** Start **

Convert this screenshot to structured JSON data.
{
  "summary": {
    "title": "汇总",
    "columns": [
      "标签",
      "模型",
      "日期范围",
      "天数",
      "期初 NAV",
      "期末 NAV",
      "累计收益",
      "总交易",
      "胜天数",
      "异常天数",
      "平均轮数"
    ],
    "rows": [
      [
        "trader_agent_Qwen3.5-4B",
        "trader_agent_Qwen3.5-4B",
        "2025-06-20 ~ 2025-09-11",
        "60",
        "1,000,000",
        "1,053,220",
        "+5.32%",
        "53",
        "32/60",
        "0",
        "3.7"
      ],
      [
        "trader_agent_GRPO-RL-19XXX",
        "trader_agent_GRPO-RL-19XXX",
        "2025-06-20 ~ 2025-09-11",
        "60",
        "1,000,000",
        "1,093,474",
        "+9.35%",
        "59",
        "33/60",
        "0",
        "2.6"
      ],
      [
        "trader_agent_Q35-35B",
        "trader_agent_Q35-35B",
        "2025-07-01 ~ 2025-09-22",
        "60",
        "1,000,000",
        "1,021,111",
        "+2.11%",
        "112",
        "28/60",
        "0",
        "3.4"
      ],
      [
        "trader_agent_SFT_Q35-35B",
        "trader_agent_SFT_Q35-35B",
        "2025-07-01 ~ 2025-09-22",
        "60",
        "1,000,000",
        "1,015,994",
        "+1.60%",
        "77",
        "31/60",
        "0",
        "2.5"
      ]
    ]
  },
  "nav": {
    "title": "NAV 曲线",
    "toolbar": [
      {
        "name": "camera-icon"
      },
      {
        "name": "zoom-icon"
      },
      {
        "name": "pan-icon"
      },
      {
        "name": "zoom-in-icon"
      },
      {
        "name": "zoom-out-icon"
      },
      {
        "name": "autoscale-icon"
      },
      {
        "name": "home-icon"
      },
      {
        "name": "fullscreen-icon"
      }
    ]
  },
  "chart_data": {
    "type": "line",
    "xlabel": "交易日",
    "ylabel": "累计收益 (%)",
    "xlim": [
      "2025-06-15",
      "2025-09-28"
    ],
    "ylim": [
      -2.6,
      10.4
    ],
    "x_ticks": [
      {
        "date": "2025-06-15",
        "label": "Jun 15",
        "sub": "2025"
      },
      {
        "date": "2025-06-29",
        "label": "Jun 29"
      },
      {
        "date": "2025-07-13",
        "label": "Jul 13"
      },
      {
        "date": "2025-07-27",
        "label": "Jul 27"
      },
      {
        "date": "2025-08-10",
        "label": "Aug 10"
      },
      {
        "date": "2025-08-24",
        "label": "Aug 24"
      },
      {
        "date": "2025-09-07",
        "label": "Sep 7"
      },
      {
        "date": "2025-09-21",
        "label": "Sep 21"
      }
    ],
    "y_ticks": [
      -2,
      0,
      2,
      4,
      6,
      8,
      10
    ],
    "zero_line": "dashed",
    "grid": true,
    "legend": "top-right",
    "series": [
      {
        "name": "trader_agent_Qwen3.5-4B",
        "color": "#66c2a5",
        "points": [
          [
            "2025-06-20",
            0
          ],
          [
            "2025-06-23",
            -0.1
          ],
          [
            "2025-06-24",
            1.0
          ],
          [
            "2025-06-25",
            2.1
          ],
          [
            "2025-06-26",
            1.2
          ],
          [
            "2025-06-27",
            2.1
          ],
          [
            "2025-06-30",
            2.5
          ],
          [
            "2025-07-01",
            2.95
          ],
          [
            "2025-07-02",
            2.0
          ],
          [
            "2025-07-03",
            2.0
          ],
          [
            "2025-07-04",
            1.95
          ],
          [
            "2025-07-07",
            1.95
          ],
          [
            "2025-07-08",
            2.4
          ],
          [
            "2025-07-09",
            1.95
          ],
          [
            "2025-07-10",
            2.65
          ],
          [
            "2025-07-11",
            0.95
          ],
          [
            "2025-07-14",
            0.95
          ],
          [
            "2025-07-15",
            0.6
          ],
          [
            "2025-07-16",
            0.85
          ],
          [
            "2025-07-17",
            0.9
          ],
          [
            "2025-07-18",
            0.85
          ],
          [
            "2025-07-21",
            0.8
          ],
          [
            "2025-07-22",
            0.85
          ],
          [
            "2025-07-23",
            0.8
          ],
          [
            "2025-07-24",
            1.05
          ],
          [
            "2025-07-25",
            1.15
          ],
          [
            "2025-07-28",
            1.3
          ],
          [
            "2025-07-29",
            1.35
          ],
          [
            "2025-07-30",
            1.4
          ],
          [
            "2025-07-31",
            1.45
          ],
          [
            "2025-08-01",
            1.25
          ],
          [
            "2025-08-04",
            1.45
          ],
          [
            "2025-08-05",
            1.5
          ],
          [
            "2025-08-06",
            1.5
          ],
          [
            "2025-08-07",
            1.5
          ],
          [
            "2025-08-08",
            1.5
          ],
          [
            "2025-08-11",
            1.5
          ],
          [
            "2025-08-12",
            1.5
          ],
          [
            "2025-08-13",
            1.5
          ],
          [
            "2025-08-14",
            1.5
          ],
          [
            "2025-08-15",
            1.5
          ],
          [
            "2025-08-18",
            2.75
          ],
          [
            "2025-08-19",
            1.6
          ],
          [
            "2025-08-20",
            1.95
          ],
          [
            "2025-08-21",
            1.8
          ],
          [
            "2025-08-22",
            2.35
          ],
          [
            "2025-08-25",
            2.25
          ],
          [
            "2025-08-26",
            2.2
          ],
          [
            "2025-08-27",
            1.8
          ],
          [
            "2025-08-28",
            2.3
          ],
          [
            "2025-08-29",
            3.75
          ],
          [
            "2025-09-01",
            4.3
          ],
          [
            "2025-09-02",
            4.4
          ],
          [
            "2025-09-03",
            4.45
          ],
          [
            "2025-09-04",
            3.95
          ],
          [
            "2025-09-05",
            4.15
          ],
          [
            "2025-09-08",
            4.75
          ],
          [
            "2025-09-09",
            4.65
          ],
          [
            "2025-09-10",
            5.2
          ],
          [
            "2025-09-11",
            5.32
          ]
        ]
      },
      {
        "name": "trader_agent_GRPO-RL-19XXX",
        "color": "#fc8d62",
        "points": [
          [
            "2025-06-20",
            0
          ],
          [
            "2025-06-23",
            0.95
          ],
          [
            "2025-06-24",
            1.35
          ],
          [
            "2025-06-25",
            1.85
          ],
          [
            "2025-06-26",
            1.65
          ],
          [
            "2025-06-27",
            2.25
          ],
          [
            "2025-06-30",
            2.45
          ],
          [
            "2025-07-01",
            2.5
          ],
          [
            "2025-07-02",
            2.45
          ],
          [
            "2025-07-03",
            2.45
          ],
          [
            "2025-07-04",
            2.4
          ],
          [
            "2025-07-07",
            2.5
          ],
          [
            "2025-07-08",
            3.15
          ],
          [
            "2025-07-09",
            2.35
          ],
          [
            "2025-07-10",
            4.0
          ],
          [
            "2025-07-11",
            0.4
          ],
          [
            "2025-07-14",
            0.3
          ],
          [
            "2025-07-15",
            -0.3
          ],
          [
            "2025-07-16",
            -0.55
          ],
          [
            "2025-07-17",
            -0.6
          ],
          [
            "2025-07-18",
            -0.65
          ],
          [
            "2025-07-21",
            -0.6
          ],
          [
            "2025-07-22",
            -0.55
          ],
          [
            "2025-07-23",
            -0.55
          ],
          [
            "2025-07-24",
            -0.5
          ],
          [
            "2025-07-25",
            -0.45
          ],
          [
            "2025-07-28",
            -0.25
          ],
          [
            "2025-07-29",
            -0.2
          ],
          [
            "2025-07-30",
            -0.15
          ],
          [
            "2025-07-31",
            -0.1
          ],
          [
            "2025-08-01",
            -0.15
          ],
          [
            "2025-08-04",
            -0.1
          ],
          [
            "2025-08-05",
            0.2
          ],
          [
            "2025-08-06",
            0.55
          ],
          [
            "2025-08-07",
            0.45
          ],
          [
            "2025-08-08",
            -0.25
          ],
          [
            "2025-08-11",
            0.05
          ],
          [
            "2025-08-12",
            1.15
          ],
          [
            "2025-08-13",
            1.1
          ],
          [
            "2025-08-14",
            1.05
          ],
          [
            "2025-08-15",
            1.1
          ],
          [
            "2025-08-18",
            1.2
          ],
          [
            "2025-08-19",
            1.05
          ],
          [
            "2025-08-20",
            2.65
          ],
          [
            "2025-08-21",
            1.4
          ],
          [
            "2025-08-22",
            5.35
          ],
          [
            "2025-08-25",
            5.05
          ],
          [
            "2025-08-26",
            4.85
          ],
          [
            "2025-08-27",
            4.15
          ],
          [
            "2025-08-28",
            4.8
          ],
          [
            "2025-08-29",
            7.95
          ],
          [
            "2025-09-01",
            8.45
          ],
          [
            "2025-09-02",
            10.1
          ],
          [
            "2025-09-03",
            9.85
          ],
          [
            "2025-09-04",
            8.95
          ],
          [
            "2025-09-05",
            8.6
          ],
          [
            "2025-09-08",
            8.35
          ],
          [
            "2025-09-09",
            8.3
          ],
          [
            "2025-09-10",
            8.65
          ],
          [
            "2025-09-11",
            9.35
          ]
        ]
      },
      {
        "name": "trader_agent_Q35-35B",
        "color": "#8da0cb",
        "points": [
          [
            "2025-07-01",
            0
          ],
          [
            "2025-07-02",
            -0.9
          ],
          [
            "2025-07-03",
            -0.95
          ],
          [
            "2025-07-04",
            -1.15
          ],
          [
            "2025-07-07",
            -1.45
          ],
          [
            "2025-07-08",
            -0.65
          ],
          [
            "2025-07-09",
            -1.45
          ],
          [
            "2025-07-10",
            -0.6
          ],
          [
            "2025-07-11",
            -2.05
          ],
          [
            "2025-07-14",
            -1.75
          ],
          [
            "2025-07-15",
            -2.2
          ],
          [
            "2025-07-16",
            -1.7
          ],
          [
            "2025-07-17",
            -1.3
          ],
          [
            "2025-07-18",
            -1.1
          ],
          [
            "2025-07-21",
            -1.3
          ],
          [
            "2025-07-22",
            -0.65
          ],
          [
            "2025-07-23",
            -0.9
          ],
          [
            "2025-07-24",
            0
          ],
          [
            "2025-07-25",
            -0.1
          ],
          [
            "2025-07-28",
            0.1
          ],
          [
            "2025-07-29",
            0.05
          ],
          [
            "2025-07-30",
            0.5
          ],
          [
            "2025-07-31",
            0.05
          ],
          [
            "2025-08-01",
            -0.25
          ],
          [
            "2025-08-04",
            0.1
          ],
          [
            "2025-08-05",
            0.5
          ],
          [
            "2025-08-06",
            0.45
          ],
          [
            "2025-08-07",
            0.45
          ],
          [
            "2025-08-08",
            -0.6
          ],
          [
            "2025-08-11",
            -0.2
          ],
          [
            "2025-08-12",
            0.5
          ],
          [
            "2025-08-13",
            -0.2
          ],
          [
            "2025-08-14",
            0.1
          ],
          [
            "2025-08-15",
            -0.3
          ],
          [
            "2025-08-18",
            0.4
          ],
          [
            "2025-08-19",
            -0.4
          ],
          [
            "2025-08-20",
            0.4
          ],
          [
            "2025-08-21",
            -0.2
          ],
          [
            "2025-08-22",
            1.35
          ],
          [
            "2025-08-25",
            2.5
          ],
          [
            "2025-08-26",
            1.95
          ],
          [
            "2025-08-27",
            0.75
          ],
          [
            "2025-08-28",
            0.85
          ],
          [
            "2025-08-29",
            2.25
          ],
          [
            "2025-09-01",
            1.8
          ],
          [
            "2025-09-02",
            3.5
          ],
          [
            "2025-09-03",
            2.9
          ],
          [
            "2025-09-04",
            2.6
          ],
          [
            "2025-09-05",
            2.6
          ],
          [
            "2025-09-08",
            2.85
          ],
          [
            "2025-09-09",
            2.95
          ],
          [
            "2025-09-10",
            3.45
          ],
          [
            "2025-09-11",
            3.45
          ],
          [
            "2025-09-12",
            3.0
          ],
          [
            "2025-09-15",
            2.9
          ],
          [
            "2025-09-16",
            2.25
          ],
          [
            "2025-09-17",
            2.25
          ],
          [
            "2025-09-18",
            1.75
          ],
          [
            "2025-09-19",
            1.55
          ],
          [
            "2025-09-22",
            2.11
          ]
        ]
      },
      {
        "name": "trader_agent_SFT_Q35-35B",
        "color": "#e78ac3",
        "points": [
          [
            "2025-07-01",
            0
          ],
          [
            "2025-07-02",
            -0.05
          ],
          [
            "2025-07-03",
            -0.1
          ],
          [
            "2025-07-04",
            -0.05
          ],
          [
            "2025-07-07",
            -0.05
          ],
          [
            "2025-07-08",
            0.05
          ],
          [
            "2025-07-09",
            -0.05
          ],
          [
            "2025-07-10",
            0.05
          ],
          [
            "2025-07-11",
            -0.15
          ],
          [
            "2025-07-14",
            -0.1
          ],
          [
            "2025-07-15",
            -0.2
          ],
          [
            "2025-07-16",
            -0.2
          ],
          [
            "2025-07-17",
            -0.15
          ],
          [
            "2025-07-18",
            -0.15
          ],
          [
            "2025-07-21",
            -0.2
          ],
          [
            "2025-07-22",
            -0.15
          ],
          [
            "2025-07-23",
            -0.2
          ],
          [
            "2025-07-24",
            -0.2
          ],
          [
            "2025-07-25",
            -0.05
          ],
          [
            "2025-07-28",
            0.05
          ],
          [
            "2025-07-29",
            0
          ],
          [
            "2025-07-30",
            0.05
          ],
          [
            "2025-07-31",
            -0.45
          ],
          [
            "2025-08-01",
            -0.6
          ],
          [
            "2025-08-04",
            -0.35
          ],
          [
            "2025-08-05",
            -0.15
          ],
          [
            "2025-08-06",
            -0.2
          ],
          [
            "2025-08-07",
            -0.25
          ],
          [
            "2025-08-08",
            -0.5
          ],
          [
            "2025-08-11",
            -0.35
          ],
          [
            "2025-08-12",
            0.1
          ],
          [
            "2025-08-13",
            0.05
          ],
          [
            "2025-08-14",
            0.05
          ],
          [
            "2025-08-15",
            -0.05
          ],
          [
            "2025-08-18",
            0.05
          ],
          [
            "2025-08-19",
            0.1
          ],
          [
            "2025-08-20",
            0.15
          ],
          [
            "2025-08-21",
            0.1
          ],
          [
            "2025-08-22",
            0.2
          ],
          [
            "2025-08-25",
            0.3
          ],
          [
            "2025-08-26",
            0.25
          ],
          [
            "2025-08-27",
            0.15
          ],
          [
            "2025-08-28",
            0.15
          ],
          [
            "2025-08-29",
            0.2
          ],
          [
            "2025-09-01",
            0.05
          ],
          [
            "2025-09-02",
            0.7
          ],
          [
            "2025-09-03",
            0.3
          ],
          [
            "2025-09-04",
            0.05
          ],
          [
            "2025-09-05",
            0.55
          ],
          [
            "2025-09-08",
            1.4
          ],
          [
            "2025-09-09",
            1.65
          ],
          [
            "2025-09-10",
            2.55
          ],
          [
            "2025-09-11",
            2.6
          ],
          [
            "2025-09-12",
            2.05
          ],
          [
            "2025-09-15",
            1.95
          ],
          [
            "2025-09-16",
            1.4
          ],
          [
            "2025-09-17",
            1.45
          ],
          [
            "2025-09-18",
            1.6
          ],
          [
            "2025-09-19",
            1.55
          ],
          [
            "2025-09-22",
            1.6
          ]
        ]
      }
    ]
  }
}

** End **

Directions:
Return each line that includes "date".

Answer for the task:
        "date": "2025-06-15",
        "date": "2025-06-29",
        "date": "2025-07-13",
        "date": "2025-07-27",
        "date": "2025-08-10",
        "date": "2025-08-24",
        "date": "2025-09-07",
        "date": "2025-09-21",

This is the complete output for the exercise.